(The task):
Scan the material and copy every line in which "content" appears.

(Data shown):
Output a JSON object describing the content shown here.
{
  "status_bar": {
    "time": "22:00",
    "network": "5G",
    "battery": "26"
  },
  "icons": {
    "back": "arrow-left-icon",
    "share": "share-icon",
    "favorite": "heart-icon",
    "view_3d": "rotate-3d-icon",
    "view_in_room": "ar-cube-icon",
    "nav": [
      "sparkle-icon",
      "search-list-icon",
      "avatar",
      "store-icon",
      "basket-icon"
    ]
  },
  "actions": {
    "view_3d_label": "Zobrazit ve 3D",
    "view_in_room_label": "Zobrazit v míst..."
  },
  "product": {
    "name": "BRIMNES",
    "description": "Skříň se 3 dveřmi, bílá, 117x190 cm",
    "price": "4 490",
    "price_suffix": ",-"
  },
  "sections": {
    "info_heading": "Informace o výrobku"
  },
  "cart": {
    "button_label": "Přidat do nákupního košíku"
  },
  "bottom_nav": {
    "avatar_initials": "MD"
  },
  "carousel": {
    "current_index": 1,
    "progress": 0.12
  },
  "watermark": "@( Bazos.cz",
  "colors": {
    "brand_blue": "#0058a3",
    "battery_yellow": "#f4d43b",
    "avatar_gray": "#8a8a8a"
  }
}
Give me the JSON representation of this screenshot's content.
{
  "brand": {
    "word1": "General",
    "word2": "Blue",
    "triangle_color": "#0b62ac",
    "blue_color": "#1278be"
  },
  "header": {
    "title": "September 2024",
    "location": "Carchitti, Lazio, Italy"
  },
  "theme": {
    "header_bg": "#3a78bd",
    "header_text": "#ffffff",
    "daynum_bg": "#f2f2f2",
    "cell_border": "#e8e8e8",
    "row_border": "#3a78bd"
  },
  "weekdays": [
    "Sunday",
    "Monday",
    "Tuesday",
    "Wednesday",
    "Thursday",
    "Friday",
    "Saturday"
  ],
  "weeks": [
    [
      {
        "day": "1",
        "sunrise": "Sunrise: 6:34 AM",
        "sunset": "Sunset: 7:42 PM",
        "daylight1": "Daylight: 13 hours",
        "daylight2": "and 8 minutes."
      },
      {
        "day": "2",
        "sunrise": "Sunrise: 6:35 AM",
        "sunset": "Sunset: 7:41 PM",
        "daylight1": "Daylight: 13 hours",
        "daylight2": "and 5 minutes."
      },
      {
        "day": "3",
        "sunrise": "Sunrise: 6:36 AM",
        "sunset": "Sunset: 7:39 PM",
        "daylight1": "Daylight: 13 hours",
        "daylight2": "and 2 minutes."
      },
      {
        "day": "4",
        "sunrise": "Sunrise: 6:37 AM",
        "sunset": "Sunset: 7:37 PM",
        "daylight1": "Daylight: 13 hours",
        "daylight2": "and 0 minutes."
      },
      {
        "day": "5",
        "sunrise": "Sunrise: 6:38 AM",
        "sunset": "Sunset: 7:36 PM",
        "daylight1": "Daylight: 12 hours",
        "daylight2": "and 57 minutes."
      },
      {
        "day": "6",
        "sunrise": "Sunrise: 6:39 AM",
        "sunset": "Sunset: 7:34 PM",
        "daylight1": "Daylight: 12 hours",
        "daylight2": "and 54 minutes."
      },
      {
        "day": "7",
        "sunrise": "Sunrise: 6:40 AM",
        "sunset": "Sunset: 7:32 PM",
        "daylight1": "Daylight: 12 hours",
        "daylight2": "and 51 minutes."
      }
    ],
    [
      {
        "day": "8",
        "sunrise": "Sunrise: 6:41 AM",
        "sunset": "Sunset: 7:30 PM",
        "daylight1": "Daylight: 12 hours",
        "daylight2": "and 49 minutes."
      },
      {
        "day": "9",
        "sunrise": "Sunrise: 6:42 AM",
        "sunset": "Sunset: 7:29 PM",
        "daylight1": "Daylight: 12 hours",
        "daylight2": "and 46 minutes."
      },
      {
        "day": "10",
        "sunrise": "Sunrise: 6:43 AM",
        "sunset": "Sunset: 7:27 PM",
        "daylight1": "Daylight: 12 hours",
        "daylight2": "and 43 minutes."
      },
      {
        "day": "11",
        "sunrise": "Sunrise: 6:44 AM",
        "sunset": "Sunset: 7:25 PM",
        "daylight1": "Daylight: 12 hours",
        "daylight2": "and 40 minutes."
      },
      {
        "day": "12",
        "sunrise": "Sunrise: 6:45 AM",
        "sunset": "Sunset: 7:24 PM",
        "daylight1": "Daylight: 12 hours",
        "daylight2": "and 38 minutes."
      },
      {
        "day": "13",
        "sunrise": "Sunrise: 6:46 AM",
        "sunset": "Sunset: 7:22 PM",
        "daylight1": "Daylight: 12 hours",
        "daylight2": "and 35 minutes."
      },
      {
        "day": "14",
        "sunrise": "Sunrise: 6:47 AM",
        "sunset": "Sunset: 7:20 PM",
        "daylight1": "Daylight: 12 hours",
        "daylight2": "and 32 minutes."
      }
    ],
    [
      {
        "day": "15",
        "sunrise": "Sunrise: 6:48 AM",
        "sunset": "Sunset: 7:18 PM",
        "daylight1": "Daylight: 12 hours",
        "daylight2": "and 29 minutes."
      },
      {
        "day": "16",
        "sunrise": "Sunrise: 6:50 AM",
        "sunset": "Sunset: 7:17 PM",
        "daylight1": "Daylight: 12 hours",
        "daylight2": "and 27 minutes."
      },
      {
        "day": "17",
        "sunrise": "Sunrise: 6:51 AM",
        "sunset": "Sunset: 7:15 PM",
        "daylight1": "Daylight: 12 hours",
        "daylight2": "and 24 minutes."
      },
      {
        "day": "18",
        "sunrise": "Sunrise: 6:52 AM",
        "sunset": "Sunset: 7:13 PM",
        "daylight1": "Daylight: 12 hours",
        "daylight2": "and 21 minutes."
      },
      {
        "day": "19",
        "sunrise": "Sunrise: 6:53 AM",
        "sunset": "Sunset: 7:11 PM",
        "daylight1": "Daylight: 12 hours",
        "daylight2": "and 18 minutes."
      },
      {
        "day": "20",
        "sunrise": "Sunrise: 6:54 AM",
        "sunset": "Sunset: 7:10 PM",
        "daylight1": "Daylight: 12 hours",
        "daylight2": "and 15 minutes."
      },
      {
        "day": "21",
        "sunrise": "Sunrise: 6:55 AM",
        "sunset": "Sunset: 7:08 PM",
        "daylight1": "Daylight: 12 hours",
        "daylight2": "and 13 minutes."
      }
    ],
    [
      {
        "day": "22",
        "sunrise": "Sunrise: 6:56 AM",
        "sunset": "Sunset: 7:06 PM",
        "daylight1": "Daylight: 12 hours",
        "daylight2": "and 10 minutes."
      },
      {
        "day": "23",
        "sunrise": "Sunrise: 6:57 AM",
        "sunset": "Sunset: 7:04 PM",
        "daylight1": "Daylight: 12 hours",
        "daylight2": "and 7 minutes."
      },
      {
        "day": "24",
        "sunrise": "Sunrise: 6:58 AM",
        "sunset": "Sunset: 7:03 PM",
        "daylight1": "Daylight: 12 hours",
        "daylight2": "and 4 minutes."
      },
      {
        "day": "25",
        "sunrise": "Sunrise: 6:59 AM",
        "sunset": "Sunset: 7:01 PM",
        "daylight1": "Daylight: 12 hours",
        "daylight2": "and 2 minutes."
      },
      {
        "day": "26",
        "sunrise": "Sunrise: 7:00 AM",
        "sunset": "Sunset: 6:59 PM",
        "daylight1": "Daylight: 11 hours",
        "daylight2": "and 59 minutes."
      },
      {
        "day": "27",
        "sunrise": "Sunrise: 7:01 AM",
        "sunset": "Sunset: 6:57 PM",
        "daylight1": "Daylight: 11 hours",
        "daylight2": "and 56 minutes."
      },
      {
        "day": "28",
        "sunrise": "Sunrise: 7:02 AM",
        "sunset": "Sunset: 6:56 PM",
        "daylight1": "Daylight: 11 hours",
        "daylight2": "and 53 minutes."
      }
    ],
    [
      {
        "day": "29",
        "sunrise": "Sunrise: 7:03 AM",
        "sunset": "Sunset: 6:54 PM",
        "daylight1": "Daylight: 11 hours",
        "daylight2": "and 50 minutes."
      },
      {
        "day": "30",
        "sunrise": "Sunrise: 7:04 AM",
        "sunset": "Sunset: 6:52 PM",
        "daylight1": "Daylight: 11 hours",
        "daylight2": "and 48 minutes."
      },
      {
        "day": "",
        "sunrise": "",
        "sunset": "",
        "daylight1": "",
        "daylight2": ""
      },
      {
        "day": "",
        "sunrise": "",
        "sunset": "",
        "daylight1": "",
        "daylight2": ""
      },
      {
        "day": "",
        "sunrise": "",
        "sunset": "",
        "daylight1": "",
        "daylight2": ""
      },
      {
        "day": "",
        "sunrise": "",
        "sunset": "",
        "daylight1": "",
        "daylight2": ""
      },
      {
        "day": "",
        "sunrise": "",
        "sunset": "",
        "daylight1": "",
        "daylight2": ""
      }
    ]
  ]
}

(Correct response):
Output a JSON object describing the content shown here.
Give me the JSON representation of this screenshot's content.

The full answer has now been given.